▶ What is required:
Transcribe the entries that follow exactly as they appear, minus pictures.

Records that describe figures:
──────

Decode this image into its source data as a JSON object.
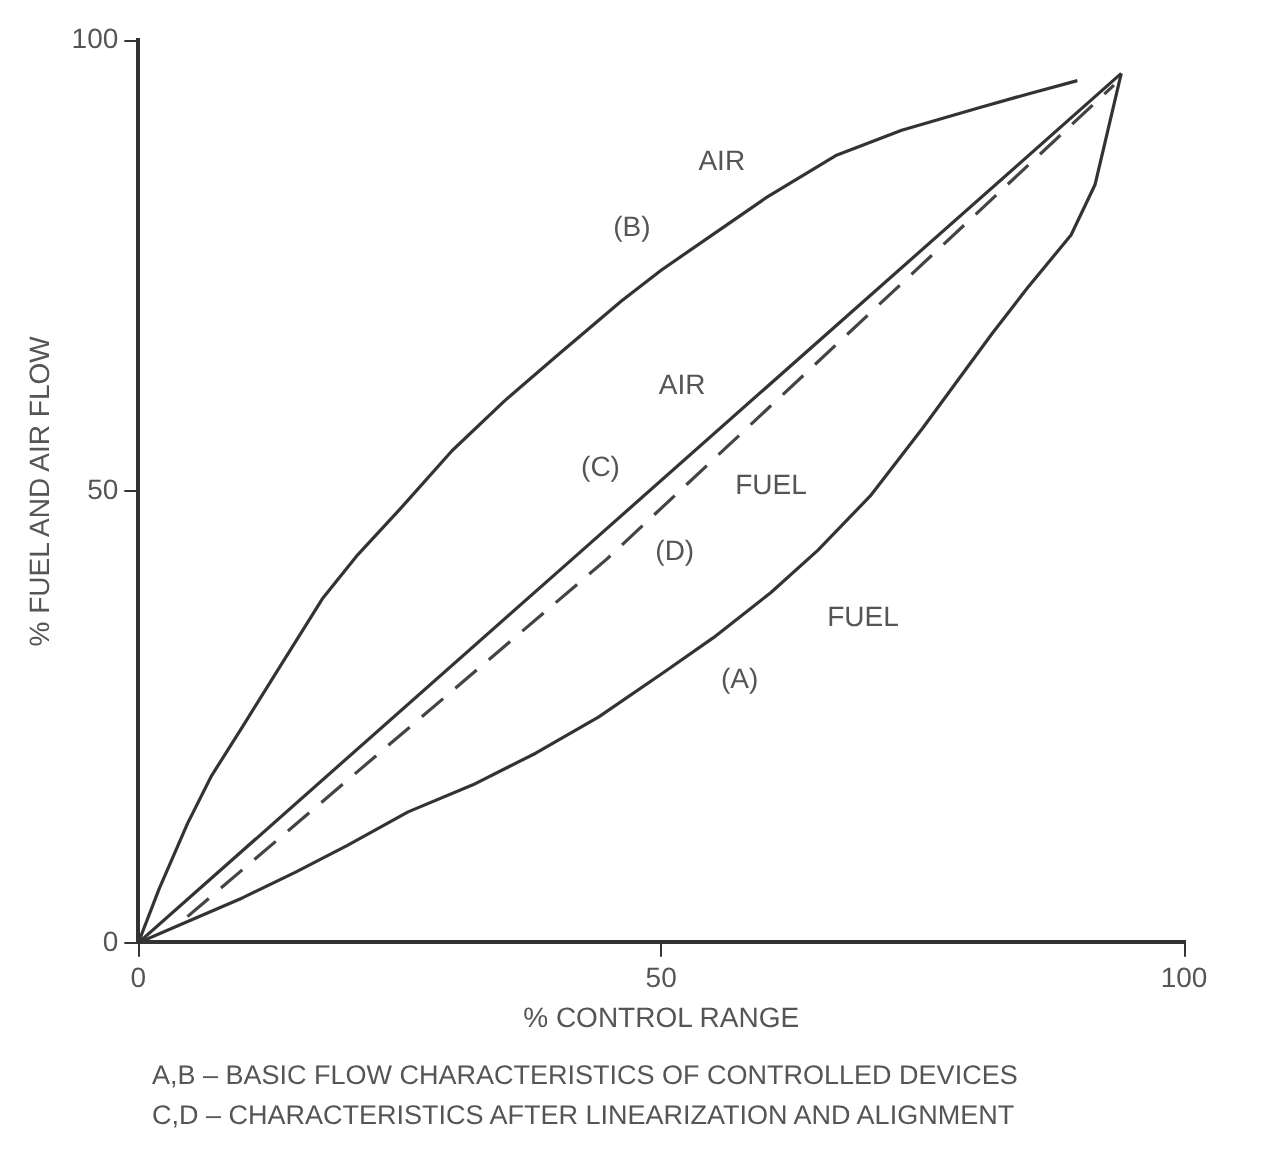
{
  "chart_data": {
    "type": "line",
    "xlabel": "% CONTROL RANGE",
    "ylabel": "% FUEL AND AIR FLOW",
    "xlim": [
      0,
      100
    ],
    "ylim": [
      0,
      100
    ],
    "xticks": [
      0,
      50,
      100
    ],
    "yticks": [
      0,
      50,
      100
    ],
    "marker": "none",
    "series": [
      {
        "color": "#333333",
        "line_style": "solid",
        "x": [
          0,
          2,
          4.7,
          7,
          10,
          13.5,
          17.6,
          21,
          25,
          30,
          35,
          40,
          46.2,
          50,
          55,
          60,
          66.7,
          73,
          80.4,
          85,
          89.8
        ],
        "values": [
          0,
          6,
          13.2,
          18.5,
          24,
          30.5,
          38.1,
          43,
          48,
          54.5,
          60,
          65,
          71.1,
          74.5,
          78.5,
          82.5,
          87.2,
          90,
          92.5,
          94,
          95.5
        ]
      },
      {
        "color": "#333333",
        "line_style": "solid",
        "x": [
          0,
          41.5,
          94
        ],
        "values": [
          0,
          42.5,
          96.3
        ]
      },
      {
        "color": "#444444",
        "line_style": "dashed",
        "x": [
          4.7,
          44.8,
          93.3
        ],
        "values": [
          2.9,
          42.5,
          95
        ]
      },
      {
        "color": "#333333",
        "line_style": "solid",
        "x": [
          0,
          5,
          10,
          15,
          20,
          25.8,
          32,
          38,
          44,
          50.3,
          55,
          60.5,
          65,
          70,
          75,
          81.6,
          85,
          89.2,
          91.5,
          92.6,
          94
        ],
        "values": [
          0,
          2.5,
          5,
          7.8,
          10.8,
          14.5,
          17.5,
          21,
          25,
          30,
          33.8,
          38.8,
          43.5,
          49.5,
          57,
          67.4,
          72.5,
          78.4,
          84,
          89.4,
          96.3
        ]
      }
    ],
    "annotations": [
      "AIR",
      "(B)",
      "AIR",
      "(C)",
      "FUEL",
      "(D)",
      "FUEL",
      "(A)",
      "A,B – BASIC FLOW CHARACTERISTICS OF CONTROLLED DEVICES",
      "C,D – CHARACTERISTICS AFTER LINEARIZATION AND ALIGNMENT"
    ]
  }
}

──────

▶ Task answer:
Decode this image into its source data as a JSON object.
{
  "chart_data": {
    "type": "line",
    "xlabel": "% CONTROL RANGE",
    "ylabel": "% FUEL AND AIR FLOW",
    "xlim": [
      0,
      100
    ],
    "ylim": [
      0,
      100
    ],
    "xticks": [
      0,
      50,
      100
    ],
    "yticks": [
      0,
      50,
      100
    ],
    "marker": "none",
    "series": [
      {
        "color": "#333333",
        "line_style": "solid",
        "x": [
          0,
          2,
          4.7,
          7,
          10,
          13.5,
          17.6,
          21,
          25,
          30,
          35,
          40,
          46.2,
          50,
          55,
          60,
          66.7,
          73,
          80.4,
          85,
          89.8
        ],
        "values": [
          0,
          6,
          13.2,
          18.5,
          24,
          30.5,
          38.1,
          43,
          48,
          54.5,
          60,
          65,
          71.1,
          74.5,
          78.5,
          82.5,
          87.2,
          90,
          92.5,
          94,
          95.5
        ]
      },
      {
        "color": "#333333",
        "line_style": "solid",
        "x": [
          0,
          41.5,
          94
        ],
        "values": [
          0,
          42.5,
          96.3
        ]
      },
      {
        "color": "#444444",
        "line_style": "dashed",
        "x": [
          4.7,
          44.8,
          93.3
        ],
        "values": [
          2.9,
          42.5,
          95
        ]
      },
      {
        "color": "#333333",
        "line_style": "solid",
        "x": [
          0,
          5,
          10,
          15,
          20,
          25.8,
          32,
          38,
          44,
          50.3,
          55,
          60.5,
          65,
          70,
          75,
          81.6,
          85,
          89.2,
          91.5,
          92.6,
          94
        ],
        "values": [
          0,
          2.5,
          5,
          7.8,
          10.8,
          14.5,
          17.5,
          21,
          25,
          30,
          33.8,
          38.8,
          43.5,
          49.5,
          57,
          67.4,
          72.5,
          78.4,
          84,
          89.4,
          96.3
        ]
      }
    ],
    "annotations": [
      "AIR",
      "(B)",
      "AIR",
      "(C)",
      "FUEL",
      "(D)",
      "FUEL",
      "(A)",
      "A,B – BASIC FLOW CHARACTERISTICS OF CONTROLLED DEVICES",
      "C,D – CHARACTERISTICS AFTER LINEARIZATION AND ALIGNMENT"
    ]
  }
}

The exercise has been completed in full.